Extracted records
▬▬▬
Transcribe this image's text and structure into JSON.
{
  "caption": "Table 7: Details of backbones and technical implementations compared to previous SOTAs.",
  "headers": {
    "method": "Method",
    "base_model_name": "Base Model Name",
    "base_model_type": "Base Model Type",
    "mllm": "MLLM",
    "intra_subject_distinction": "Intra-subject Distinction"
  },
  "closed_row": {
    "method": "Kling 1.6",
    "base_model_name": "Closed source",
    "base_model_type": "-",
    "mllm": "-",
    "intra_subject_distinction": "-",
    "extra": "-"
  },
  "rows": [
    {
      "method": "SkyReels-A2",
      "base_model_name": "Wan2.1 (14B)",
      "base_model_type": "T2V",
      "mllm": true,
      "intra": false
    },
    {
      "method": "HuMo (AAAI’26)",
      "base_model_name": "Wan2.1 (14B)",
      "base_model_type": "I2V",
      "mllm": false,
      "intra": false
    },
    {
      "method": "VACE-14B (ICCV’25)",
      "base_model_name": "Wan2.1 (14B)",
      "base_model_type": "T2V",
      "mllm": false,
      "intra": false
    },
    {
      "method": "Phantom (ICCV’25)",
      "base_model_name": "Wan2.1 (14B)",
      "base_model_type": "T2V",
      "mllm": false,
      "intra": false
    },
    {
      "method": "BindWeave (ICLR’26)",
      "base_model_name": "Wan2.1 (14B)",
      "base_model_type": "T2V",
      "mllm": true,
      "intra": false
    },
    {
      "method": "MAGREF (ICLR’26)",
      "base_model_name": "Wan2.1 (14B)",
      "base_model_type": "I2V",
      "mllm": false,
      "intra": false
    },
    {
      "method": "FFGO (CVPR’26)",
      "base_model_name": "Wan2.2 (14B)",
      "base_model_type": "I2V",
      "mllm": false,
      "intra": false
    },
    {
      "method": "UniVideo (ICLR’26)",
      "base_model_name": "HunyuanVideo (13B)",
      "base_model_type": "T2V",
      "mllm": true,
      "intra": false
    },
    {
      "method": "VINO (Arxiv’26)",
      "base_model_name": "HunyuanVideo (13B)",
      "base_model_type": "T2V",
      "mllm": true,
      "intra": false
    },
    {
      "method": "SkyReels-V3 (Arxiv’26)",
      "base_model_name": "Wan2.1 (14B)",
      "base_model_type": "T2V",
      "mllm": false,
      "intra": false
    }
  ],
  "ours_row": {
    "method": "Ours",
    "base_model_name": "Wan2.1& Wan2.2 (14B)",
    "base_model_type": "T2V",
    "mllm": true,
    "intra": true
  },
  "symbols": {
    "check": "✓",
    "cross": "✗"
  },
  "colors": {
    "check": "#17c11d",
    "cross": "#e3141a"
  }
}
▬▬▬
REQUIREMENTS
Find every line in the entries that includes the word "SkyReels", then state how many there are and nothing else.

RESPONSE
2